Data lines:
● ● ● ● ● ● ●

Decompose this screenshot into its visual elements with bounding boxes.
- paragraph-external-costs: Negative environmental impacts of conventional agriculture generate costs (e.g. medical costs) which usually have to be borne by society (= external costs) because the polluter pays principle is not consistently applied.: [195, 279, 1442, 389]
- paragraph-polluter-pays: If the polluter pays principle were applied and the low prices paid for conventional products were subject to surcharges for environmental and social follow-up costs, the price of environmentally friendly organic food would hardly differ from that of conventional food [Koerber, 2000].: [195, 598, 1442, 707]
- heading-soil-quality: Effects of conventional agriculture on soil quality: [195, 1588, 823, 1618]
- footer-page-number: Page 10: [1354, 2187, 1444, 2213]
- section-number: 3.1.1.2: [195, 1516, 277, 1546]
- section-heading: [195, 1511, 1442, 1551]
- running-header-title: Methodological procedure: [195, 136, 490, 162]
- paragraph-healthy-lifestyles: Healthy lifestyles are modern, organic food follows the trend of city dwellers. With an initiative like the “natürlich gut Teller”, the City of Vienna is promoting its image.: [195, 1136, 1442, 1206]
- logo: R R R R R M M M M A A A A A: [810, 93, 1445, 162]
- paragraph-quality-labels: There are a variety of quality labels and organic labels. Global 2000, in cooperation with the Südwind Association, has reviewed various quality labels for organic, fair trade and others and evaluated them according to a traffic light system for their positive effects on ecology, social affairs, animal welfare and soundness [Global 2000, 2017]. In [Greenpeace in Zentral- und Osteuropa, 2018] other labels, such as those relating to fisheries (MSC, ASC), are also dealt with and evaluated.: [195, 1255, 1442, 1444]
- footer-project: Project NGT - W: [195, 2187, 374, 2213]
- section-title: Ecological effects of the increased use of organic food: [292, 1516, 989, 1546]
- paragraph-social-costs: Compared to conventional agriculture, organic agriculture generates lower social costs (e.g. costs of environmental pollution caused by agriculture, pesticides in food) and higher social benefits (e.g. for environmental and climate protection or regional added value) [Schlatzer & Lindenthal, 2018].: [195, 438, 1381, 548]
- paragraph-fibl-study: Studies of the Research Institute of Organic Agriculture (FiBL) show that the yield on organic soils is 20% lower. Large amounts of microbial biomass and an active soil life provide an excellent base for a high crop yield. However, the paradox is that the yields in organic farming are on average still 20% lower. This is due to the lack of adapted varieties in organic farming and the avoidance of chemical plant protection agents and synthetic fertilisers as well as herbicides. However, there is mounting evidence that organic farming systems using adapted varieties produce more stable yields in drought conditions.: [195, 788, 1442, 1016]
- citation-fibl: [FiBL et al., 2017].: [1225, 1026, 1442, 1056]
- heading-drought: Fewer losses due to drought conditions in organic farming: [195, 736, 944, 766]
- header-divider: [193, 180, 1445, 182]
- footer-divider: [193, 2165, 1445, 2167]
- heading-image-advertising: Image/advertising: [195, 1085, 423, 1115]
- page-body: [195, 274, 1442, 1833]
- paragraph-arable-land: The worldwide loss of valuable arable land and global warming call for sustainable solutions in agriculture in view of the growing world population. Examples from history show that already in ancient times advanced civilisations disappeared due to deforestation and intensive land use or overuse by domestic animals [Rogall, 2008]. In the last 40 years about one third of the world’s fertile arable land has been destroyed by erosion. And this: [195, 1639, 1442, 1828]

● ● ● ● ● ● ●

- _WHAT IS REQUIRED_: Quote the listing word for word, starting with its first line and going on through the line that contains "- paragraph-external-costs: Negative".

- _IN RESPONSE_:
Decompose this screenshot into its visual elements with bounding boxes.
- paragraph-external-costs: Negative environmental impacts of conventional agriculture generate costs (e.g. medical costs) which usually have to be borne by society (= external costs) because the polluter pays principle is not consistently applied.: [195, 279, 1442, 389]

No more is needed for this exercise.